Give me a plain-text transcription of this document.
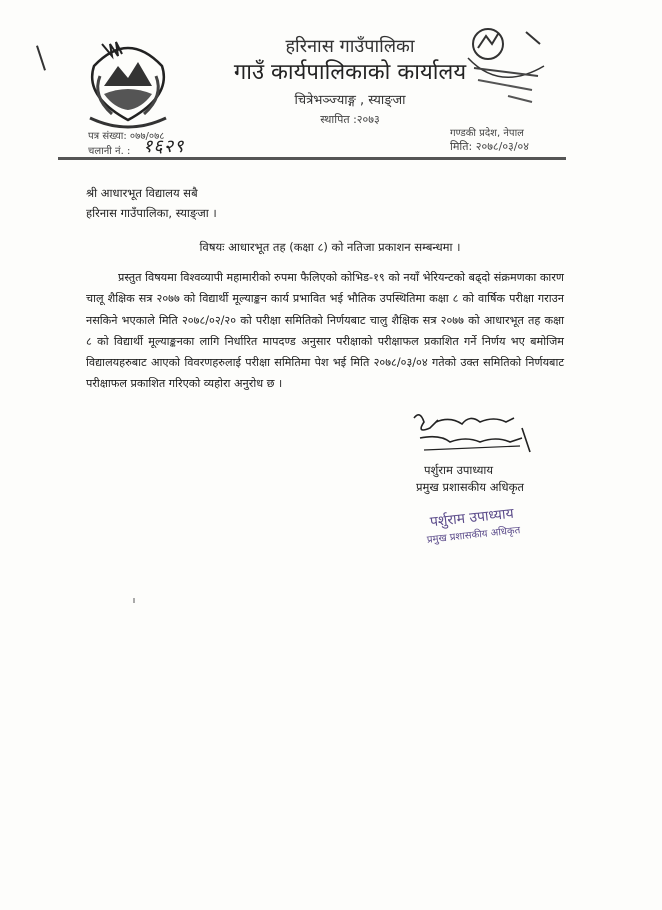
हरिनास गाउँपालिका
गाउँ कार्यपालिकाको कार्यालय
चित्रेभञ्ज्याङ्ग , स्याङ्जा
स्थापित :२०७३
पत्र संख्या: ०७७/०७८
चलानी नं. : १६२९
गण्डकी प्रदेश, नेपाल
मिति: २०७८/०३/०४
श्री आधारभूत विद्यालय सबै
हरिनास गाउँपालिका, स्याङ्जा ।
विषयः आधारभूत तह (कक्षा ८) को नतिजा प्रकाशन सम्बन्धमा ।
प्रस्तुत विषयमा विश्वव्यापी महामारीको रुपमा फैलिएको कोभिड-१९ को नयाँ भेरियन्टको बढ्दो संक्रमणका कारण चालू शैक्षिक सत्र २०७७ को विद्यार्थी मूल्याङ्कन कार्य प्रभावित भई भौतिक उपस्थितिमा कक्षा ८ को वार्षिक परीक्षा गराउन नसकिने भएकाले मिति २०७८/०२/२० को परीक्षा समितिको निर्णयबाट चालु शैक्षिक सत्र २०७७ को आधारभूत तह कक्षा ८ को विद्यार्थी मूल्याङ्कनका लागि निर्धारित मापदण्ड अनुसार परीक्षाको परीक्षाफल प्रकाशित गर्ने निर्णय भए बमोजिम विद्यालयहरुबाट आएको विवरणहरुलाई परीक्षा समितिमा पेश भई मिति २०७८/०३/०४ गतेको उक्त समितिको निर्णयबाट परीक्षाफल प्रकाशित गरिएको व्यहोरा अनुरोध छ ।
पर्शुराम उपाध्याय
प्रमुख प्रशासकीय अधिकृत
पर्शुराम उपाध्याय
प्रमुख प्रशासकीय अधिकृत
===
◆ Problem details ◆
Leave out the pictures, and give all the records again exactly.

◆ Output for this exercise ◆
Give me a plain-text transcription of this document.
हरिनास गाउँपालिका
गाउँ कार्यपालिकाको कार्यालय
चित्रेभञ्ज्याङ्ग , स्याङ्जा
स्थापित :२०७३
पत्र संख्या: ०७७/०७८
चलानी नं. : १६२९
गण्डकी प्रदेश, नेपाल
मिति: २०७८/०३/०४
श्री आधारभूत विद्यालय सबै
हरिनास गाउँपालिका, स्याङ्जा ।
विषयः आधारभूत तह (कक्षा ८) को नतिजा प्रकाशन सम्बन्धमा ।
प्रस्तुत विषयमा विश्वव्यापी महामारीको रुपमा फैलिएको कोभिड-१९ को नयाँ भेरियन्टको बढ्दो संक्रमणका कारण चालू शैक्षिक सत्र २०७७ को विद्यार्थी मूल्याङ्कन कार्य प्रभावित भई भौतिक उपस्थितिमा कक्षा ८ को वार्षिक परीक्षा गराउन नसकिने भएकाले मिति २०७८/०२/२० को परीक्षा समितिको निर्णयबाट चालु शैक्षिक सत्र २०७७ को आधारभूत तह कक्षा ८ को विद्यार्थी मूल्याङ्कनका लागि निर्धारित मापदण्ड अनुसार परीक्षाको परीक्षाफल प्रकाशित गर्ने निर्णय भए बमोजिम विद्यालयहरुबाट आएको विवरणहरुलाई परीक्षा समितिमा पेश भई मिति २०७८/०३/०४ गतेको उक्त समितिको निर्णयबाट परीक्षाफल प्रकाशित गरिएको व्यहोरा अनुरोध छ ।
पर्शुराम उपाध्याय
प्रमुख प्रशासकीय अधिकृत
पर्शुराम उपाध्याय
प्रमुख प्रशासकीय अधिकृत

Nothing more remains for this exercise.